The data
_____

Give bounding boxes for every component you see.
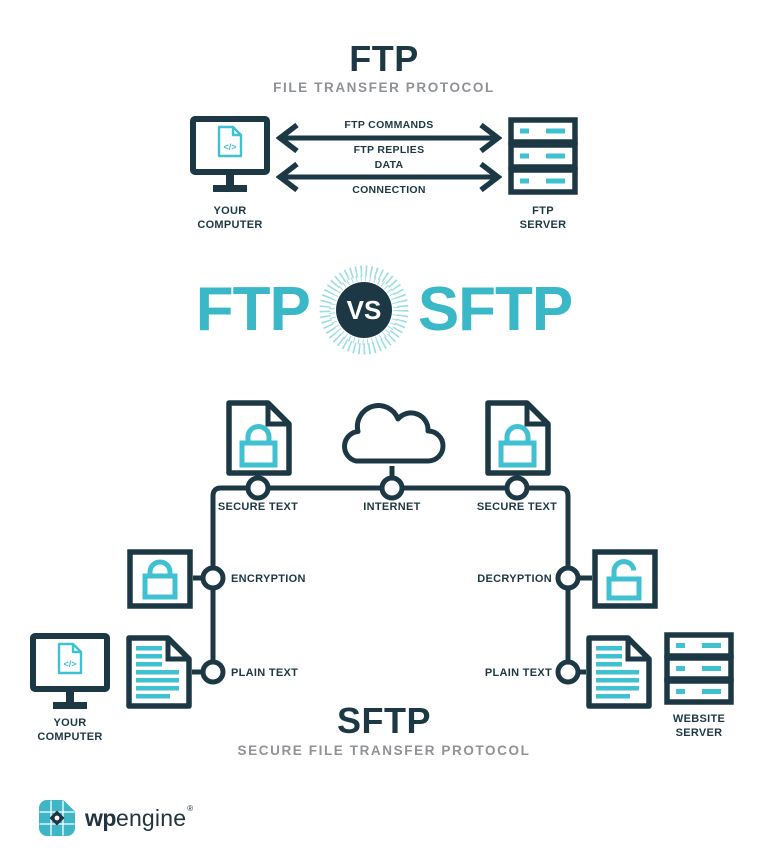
wp-engine-logo-icon (39, 800, 75, 836)
encryption-label: ENCRYPTION (231, 573, 306, 585)
versus-row: FTP VS SFTP (0, 262, 768, 358)
secure-document-icon-right (485, 400, 551, 476)
lock-open-icon (606, 559, 642, 601)
sftp-subtitle: SECURE FILE TRANSFER PROTOCOL (237, 743, 531, 758)
registered-mark: ® (187, 804, 194, 813)
secure-document-icon-left (226, 400, 292, 476)
arrow2-top-label: DATA (374, 159, 404, 171)
node-encryption (200, 565, 226, 591)
versus-left-word: FTP (195, 275, 311, 344)
double-arrow-data-connection (276, 161, 502, 193)
internet-label: INTERNET (363, 501, 421, 513)
node-secure-right (504, 475, 530, 501)
lock-closed-icon (498, 424, 537, 468)
code-document-icon: </> (217, 125, 243, 158)
arrow1-top-label: FTP COMMANDS (344, 119, 434, 131)
arrow2-bottom-label: CONNECTION (352, 184, 426, 196)
versus-right-word: SFTP (417, 275, 573, 344)
decryption-lock-box-icon (592, 549, 658, 609)
arrow1-bottom-label: FTP REPLIES (353, 144, 425, 156)
ftp-title: FTP (349, 38, 419, 79)
ftp-server-label: FTP SERVER (519, 205, 567, 231)
cloud-internet-icon (342, 403, 446, 464)
website-server-label: WEBSITE SERVER (672, 713, 726, 739)
node-secure-left (245, 475, 271, 501)
code-document-icon: </> (57, 642, 83, 675)
brand-bold: wp (85, 805, 116, 831)
computer-monitor-icon-bottom: </> (30, 633, 110, 709)
plain-text-document-icon-right (586, 635, 652, 709)
lock-closed-icon (142, 559, 178, 600)
plain-text-left-label: PLAIN TEXT (231, 667, 299, 679)
wp-engine-brand: wp engine ® (38, 799, 193, 837)
code-glyph: </> (63, 659, 76, 669)
website-server-icon (664, 632, 734, 705)
lock-closed-icon (239, 424, 278, 468)
node-plain-left (200, 659, 226, 685)
vs-badge-icon: VS (319, 265, 409, 355)
encryption-lock-box-icon (127, 549, 193, 609)
plain-text-right-label: PLAIN TEXT (484, 667, 552, 679)
secure-text-left-label: SECURE TEXT (217, 501, 299, 513)
ftp-server-icon (508, 117, 578, 195)
sftp-title: SFTP (336, 700, 431, 741)
wp-engine-wordmark: wp engine ® (85, 799, 193, 837)
double-arrows-icon (276, 122, 502, 193)
secure-text-right-label: SECURE TEXT (476, 501, 558, 513)
code-glyph: </> (223, 142, 236, 152)
your-computer-label: YOUR COMPUTER (197, 205, 263, 231)
node-decryption (555, 565, 581, 591)
plain-text-document-icon-left (126, 635, 192, 709)
brand-rest: engine (115, 805, 187, 831)
decryption-label: DECRYPTION (477, 573, 552, 585)
node-internet (379, 475, 405, 501)
vs-badge-text: VS (346, 295, 381, 325)
double-arrow-commands-replies (276, 122, 502, 154)
your-computer-bottom-label: YOUR COMPUTER (37, 717, 103, 743)
computer-monitor-icon: </> (190, 116, 270, 192)
ftp-subtitle: FILE TRANSFER PROTOCOL (273, 80, 495, 95)
node-plain-right (555, 659, 581, 685)
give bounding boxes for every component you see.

_____

The request
Copy every line of the entries above word for word, but leave out the pictures.

Completed task
Give bounding boxes for every component you see.
wp-engine-logo-icon (39, 800, 75, 836)
encryption-label: ENCRYPTION (231, 573, 306, 585)
versus-row: FTP VS SFTP (0, 262, 768, 358)
secure-document-icon-right (485, 400, 551, 476)
lock-open-icon (606, 559, 642, 601)
sftp-subtitle: SECURE FILE TRANSFER PROTOCOL (237, 743, 531, 758)
registered-mark: ® (187, 804, 194, 813)
secure-document-icon-left (226, 400, 292, 476)
arrow2-top-label: DATA (374, 159, 404, 171)
node-encryption (200, 565, 226, 591)
versus-left-word: FTP (195, 275, 311, 344)
double-arrow-data-connection (276, 161, 502, 193)
internet-label: INTERNET (363, 501, 421, 513)
node-secure-right (504, 475, 530, 501)
lock-closed-icon (498, 424, 537, 468)
code-document-icon: </> (217, 125, 243, 158)
arrow1-top-label: FTP COMMANDS (344, 119, 434, 131)
arrow2-bottom-label: CONNECTION (352, 184, 426, 196)
versus-right-word: SFTP (417, 275, 573, 344)
decryption-lock-box-icon (592, 549, 658, 609)
arrow1-bottom-label: FTP REPLIES (353, 144, 425, 156)
ftp-title: FTP (349, 38, 419, 79)
ftp-server-label: FTP SERVER (519, 205, 567, 231)
cloud-internet-icon (342, 403, 446, 464)
website-server-label: WEBSITE SERVER (672, 713, 726, 739)
node-secure-left (245, 475, 271, 501)
code-document-icon: </> (57, 642, 83, 675)
brand-bold: wp (85, 805, 116, 831)
computer-monitor-icon-bottom: </> (30, 633, 110, 709)
plain-text-document-icon-right (586, 635, 652, 709)
lock-closed-icon (142, 559, 178, 600)
plain-text-left-label: PLAIN TEXT (231, 667, 299, 679)
wp-engine-brand: wp engine ® (38, 799, 193, 837)
code-glyph: </> (63, 659, 76, 669)
website-server-icon (664, 632, 734, 705)
lock-closed-icon (239, 424, 278, 468)
node-plain-left (200, 659, 226, 685)
vs-badge-icon: VS (319, 265, 409, 355)
encryption-lock-box-icon (127, 549, 193, 609)
plain-text-right-label: PLAIN TEXT (484, 667, 552, 679)
secure-text-left-label: SECURE TEXT (217, 501, 299, 513)
ftp-server-icon (508, 117, 578, 195)
sftp-title: SFTP (336, 700, 431, 741)
wp-engine-wordmark: wp engine ® (85, 799, 193, 837)
double-arrows-icon (276, 122, 502, 193)
secure-text-right-label: SECURE TEXT (476, 501, 558, 513)
code-glyph: </> (223, 142, 236, 152)
your-computer-label: YOUR COMPUTER (197, 205, 263, 231)
node-decryption (555, 565, 581, 591)
plain-text-document-icon-left (126, 635, 192, 709)
brand-rest: engine (115, 805, 187, 831)
decryption-label: DECRYPTION (477, 573, 552, 585)
node-internet (379, 475, 405, 501)
vs-badge-text: VS (346, 295, 381, 325)
double-arrow-commands-replies (276, 122, 502, 154)
your-computer-bottom-label: YOUR COMPUTER (37, 717, 103, 743)
computer-monitor-icon: </> (190, 116, 270, 192)
ftp-subtitle: FILE TRANSFER PROTOCOL (273, 80, 495, 95)
node-plain-right (555, 659, 581, 685)
give bounding boxes for every component you see.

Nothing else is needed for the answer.